▶ **GIVEN PROBLEM**: Print all entries word for word.

_ _ _ _ _

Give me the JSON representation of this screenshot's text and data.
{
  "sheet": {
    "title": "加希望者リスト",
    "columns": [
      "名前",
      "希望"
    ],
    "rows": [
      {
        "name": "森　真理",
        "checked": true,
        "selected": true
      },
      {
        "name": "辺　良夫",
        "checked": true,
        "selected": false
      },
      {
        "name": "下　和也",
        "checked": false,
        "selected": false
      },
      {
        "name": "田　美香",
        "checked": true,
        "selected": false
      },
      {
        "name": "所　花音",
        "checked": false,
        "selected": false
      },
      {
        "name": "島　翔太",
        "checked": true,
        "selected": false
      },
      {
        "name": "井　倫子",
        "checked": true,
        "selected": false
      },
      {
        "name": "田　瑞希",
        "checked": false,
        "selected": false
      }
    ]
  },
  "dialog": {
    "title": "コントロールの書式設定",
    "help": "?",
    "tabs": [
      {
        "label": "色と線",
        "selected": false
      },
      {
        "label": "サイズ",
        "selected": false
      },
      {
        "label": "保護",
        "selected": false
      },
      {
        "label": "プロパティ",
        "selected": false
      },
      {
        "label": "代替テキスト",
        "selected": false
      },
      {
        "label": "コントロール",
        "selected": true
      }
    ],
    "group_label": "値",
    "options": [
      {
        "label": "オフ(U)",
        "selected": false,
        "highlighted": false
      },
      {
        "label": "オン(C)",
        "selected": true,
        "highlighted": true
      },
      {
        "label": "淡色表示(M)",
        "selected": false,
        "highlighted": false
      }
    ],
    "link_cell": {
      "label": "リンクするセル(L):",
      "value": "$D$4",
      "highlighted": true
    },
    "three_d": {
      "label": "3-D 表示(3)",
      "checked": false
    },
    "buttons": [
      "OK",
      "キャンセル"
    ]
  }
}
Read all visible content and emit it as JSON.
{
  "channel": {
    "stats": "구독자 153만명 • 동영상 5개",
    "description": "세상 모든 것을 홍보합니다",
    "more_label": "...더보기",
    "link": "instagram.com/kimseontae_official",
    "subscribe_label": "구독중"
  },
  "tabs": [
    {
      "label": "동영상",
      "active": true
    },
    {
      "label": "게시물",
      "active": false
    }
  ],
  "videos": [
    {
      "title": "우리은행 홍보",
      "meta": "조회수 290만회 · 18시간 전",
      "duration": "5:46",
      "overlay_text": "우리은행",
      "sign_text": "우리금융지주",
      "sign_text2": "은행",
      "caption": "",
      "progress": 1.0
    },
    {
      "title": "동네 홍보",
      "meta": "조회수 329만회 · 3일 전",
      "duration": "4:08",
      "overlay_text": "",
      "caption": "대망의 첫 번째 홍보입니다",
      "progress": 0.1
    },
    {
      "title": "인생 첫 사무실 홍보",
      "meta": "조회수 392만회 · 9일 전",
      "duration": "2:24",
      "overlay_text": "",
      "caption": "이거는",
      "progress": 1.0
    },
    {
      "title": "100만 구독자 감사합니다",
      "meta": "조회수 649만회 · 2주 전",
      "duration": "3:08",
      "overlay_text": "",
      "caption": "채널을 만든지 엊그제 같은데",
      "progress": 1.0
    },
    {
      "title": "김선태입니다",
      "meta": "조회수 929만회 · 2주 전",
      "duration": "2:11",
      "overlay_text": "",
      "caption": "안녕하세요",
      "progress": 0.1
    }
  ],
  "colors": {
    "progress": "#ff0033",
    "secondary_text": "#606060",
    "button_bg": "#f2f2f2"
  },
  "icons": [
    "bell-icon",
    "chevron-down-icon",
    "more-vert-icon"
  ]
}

_ _ _ _ _

▶ **TASK RESULT**:
Give me the JSON representation of this screenshot's text and data.
{
  "sheet": {
    "title": "加希望者リスト",
    "columns": [
      "名前",
      "希望"
    ],
    "rows": [
      {
        "name": "森　真理",
        "checked": true,
        "selected": true
      },
      {
        "name": "辺　良夫",
        "checked": true,
        "selected": false
      },
      {
        "name": "下　和也",
        "checked": false,
        "selected": false
      },
      {
        "name": "田　美香",
        "checked": true,
        "selected": false
      },
      {
        "name": "所　花音",
        "checked": false,
        "selected": false
      },
      {
        "name": "島　翔太",
        "checked": true,
        "selected": false
      },
      {
        "name": "井　倫子",
        "checked": true,
        "selected": false
      },
      {
        "name": "田　瑞希",
        "checked": false,
        "selected": false
      }
    ]
  },
  "dialog": {
    "title": "コントロールの書式設定",
    "help": "?",
    "tabs": [
      {
        "label": "色と線",
        "selected": false
      },
      {
        "label": "サイズ",
        "selected": false
      },
      {
        "label": "保護",
        "selected": false
      },
      {
        "label": "プロパティ",
        "selected": false
      },
      {
        "label": "代替テキスト",
        "selected": false
      },
      {
        "label": "コントロール",
        "selected": true
      }
    ],
    "group_label": "値",
    "options": [
      {
        "label": "オフ(U)",
        "selected": false,
        "highlighted": false
      },
      {
        "label": "オン(C)",
        "selected": true,
        "highlighted": true
      },
      {
        "label": "淡色表示(M)",
        "selected": false,
        "highlighted": false
      }
    ],
    "link_cell": {
      "label": "リンクするセル(L):",
      "value": "$D$4",
      "highlighted": true
    },
    "three_d": {
      "label": "3-D 表示(3)",
      "checked": false
    },
    "buttons": [
      "OK",
      "キャンセル"
    ]
  }
}
Read all visible content and emit it as JSON.
{
  "channel": {
    "stats": "구독자 153만명 • 동영상 5개",
    "description": "세상 모든 것을 홍보합니다",
    "more_label": "...더보기",
    "link": "instagram.com/kimseontae_official",
    "subscribe_label": "구독중"
  },
  "tabs": [
    {
      "label": "동영상",
      "active": true
    },
    {
      "label": "게시물",
      "active": false
    }
  ],
  "videos": [
    {
      "title": "우리은행 홍보",
      "meta": "조회수 290만회 · 18시간 전",
      "duration": "5:46",
      "overlay_text": "우리은행",
      "sign_text": "우리금융지주",
      "sign_text2": "은행",
      "caption": "",
      "progress": 1.0
    },
    {
      "title": "동네 홍보",
      "meta": "조회수 329만회 · 3일 전",
      "duration": "4:08",
      "overlay_text": "",
      "caption": "대망의 첫 번째 홍보입니다",
      "progress": 0.1
    },
    {
      "title": "인생 첫 사무실 홍보",
      "meta": "조회수 392만회 · 9일 전",
      "duration": "2:24",
      "overlay_text": "",
      "caption": "이거는",
      "progress": 1.0
    },
    {
      "title": "100만 구독자 감사합니다",
      "meta": "조회수 649만회 · 2주 전",
      "duration": "3:08",
      "overlay_text": "",
      "caption": "채널을 만든지 엊그제 같은데",
      "progress": 1.0
    },
    {
      "title": "김선태입니다",
      "meta": "조회수 929만회 · 2주 전",
      "duration": "2:11",
      "overlay_text": "",
      "caption": "안녕하세요",
      "progress": 0.1
    }
  ],
  "colors": {
    "progress": "#ff0033",
    "secondary_text": "#606060",
    "button_bg": "#f2f2f2"
  },
  "icons": [
    "bell-icon",
    "chevron-down-icon",
    "more-vert-icon"
  ]
}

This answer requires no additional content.